## begin PAGE

Digital media is kicking old-school radio to the curb. That's not a new event, but a long-term trend. SiriusXM Holdings(NASDAQ: SIRI) and Spotify(NYSE: SPOT) are two of the biggest names in audio-based entertainment these days, and these two companies approach the same market from different angles.
Which digital audio expert is the best fit for your stock portfolio? Let's find out.
Different strategies in similar markets
SiriusXM and Spotify do have a few things in common. They provide audio entertainment to millions of users. They rely on encrypted streams of digital audio, so you can't just listen for free. Most of their customers use ad-supported services, but the smaller group of premium subscribers still accounts for the vast majority of their revenues.
But there are plenty of differences, too.
Spotify's listening platform is all online, all the time. You may use a web page, a smartphone app, or a media-streaming smart TV, but you're still tapping into the same Spotify catalog. SiriusXM runs a satellite-based radio service, the Pandora streaming app, and a cloud-based version of the satellite radio stations. That's a more complicated business model.
Most of SiriusXM's premium subscribers come from the automotive industry, where most car radios can handle satellite signals and they ship with a free trial to the service. The car dealers do a lot of the heavy lifting for SiriusXM's sales. For example, Toyota Motor(NYSE: TM) has been selling three-year satellite radio subscriptions with every new and certified used vehicle since September 2024.
Spotify doesn't have that kind of sales support. This company seeks new users through advertising, a broad catalog with plenty of exclusive content, and the occasional cross-promotion deal with popular consumer goods brands. Last week, Spotify launched a global discount offer for members of Adidas' customer loyalty program, for instance.
The average Spotify subscriber paid 4.71 euros (roughly $5) per month for their premium service in the third quarter of 2024. SiriusXM's average revenue per user in the same period was a more substantial $15.16 per month.
What's the upside to SiriusXM?

## end PAGE

CHALLENGE 1
According to the SiriusXM and Spotify article, since when has Toyota Motor been selling three-year satellite radio subscriptions with every new and certified used vehicle?
CHALLENGE 2
From the SiriusXM and Spotify article, extract the passage from "Which digital audio" to "of their revenues.", reproducing it word for word.
CHALLENGE 3
Summarize the SiriusXM and Spotify article in two sentences.
Rely only on the SiriusXM and Spotify article for your responses.

## begin EXTRACTED INFORMATION

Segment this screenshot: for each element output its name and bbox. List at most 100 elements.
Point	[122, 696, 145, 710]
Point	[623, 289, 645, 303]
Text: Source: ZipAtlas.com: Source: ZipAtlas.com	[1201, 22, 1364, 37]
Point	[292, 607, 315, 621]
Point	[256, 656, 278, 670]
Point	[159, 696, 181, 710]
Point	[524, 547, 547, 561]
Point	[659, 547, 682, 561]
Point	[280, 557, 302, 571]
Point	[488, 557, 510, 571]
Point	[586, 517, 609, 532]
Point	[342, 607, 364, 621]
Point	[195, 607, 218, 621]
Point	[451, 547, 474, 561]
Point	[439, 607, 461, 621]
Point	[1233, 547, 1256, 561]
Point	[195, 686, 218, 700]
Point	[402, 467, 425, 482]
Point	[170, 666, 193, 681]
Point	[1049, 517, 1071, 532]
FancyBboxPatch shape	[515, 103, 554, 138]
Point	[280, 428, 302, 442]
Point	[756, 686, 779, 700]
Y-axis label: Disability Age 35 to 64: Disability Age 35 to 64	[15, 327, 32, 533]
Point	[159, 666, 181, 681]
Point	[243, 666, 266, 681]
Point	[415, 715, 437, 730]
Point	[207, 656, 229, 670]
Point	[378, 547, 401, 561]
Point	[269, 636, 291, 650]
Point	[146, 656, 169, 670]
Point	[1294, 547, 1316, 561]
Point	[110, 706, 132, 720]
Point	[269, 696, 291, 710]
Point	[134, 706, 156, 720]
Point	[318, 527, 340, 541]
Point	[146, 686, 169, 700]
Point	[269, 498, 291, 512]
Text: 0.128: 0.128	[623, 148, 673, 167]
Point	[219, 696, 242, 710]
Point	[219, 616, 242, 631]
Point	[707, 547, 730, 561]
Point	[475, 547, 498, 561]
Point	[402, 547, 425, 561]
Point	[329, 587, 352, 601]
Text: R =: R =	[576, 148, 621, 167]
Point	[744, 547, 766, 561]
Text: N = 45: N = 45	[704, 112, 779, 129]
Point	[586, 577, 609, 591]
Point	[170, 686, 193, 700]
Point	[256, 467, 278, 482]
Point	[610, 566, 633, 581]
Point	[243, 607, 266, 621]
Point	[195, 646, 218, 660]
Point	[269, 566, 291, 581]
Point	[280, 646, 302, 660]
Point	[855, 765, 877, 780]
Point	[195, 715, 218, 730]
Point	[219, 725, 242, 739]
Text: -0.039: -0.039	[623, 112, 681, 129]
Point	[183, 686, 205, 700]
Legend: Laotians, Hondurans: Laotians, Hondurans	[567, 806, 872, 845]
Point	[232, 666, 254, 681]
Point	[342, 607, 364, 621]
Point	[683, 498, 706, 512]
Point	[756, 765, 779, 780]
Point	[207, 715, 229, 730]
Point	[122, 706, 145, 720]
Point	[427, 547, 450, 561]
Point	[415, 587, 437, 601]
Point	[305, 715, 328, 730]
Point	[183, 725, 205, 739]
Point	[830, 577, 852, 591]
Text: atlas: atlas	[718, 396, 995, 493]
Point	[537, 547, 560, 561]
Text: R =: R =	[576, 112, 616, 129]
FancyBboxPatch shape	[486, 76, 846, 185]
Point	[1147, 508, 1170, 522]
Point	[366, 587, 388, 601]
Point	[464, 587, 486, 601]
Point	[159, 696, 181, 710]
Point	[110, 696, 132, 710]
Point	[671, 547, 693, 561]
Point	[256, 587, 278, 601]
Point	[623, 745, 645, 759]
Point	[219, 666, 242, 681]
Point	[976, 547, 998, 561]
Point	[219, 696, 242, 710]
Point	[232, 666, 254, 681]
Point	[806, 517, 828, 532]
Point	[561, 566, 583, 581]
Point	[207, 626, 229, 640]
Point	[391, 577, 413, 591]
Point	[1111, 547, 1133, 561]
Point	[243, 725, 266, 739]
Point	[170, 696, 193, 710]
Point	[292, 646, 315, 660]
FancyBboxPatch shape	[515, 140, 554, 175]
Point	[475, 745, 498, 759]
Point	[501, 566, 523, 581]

## end EXTRACTED INFORMATION

FINISHED ANSWER 1
Since September 2024.

FINISHED ANSWER 2
Which digital audio expert is the best fit for your stock portfolio? Let's find out.
Different strategies in similar markets
SiriusXM and Spotify do have a few things in common. They provide audio entertainment to millions of users. They rely on encrypted streams of digital audio, so you can't just listen for free. Most of their customers use ad-supported services, but the smaller group of premium subscribers still accounts for the vast majority of their revenues.

FINISHED ANSWER 3
SiriusXM and Spotify both deliver encrypted digital audio to millions of users, most of whom use ad-supported services, while the smaller group of premium subscribers accounts for the vast majority of revenue. Spotify operates entirely online and seeks users through advertising, exclusive content, and cross-promotions, whereas SiriusXM draws most premium subscribers from the automotive industry and averaged $15.16 in monthly revenue per user in the third quarter of 2024, compared with the 4.71 euros paid by the average Spotify subscriber.